Collect every line in the records below that contains the word "screenshot".

**Saved entries**
_ _ _ _ _ _ _

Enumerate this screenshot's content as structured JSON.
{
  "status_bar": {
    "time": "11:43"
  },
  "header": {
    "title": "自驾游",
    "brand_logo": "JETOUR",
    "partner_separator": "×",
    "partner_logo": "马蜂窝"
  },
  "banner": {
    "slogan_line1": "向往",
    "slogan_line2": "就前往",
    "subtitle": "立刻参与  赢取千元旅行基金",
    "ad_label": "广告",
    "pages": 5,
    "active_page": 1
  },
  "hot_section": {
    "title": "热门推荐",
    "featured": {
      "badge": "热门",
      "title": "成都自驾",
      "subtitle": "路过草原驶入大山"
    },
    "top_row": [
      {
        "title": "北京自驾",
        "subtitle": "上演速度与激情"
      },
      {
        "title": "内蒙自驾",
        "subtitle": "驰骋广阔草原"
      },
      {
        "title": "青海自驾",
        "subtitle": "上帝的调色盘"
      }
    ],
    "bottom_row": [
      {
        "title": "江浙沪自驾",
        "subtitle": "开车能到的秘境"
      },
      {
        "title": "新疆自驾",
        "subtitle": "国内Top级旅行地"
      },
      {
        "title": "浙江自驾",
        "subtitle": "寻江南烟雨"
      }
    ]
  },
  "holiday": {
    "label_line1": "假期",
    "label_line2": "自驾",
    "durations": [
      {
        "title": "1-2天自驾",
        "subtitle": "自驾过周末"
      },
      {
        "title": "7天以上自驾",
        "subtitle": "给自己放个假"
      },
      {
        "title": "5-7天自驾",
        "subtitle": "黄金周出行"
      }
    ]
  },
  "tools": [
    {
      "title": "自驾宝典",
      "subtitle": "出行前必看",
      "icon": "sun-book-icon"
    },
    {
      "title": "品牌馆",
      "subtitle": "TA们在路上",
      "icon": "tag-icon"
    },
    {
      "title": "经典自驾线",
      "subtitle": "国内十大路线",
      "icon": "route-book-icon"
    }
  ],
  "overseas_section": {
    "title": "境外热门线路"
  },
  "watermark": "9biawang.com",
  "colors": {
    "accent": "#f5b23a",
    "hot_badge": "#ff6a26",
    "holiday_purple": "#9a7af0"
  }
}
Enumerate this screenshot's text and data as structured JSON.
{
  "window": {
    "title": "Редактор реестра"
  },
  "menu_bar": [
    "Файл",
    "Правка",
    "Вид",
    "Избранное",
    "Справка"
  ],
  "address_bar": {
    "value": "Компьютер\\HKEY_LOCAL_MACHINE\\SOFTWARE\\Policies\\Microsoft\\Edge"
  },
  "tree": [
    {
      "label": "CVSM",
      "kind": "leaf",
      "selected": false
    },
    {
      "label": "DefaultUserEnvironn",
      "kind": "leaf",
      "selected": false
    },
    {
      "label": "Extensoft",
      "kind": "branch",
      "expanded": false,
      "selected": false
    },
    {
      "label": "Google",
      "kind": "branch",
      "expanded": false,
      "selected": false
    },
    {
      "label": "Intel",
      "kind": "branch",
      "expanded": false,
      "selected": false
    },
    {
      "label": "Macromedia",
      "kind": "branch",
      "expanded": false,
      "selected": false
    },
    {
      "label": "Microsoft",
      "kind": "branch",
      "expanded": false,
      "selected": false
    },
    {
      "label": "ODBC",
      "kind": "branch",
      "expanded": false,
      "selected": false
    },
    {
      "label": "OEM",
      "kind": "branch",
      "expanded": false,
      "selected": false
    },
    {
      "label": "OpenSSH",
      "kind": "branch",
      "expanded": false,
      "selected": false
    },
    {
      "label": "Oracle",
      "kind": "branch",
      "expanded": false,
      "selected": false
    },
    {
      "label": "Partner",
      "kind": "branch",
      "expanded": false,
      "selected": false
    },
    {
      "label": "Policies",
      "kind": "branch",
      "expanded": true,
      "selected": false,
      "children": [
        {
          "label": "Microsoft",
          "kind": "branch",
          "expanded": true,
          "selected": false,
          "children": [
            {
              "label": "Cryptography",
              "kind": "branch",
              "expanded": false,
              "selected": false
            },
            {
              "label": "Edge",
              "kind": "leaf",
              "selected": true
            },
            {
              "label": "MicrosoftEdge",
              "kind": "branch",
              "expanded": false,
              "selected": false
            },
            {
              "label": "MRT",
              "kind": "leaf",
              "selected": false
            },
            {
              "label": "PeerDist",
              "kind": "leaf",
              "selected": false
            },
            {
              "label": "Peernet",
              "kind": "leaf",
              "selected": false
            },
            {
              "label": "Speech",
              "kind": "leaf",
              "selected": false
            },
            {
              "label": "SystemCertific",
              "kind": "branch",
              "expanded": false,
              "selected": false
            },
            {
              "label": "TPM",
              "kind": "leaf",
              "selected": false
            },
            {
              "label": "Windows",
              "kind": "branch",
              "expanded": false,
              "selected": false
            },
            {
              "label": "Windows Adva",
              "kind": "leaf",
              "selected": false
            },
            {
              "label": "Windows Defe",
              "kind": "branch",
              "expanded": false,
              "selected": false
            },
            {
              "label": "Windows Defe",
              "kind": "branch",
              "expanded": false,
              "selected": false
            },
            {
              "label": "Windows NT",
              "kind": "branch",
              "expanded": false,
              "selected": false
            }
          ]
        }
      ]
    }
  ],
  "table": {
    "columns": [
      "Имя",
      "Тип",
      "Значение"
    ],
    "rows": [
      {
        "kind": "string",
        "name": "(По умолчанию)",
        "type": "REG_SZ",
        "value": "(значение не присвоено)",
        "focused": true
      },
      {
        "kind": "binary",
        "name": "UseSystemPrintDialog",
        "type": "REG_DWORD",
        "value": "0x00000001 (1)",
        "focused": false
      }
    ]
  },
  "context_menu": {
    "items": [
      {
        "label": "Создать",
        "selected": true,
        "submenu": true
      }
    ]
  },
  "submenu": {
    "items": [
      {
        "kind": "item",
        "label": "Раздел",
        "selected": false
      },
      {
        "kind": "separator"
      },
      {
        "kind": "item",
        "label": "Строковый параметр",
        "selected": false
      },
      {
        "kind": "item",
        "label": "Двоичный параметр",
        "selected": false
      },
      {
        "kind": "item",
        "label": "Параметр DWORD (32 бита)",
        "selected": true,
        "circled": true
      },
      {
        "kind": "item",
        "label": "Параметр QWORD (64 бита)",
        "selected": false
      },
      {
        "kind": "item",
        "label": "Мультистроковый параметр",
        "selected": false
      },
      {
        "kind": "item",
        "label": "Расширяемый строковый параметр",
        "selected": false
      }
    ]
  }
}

_ _ _ _ _ _ _

**OUTPUT OF THE EXERCISE**
Enumerate this screenshot's content as structured JSON.
Enumerate this screenshot's text and data as structured JSON.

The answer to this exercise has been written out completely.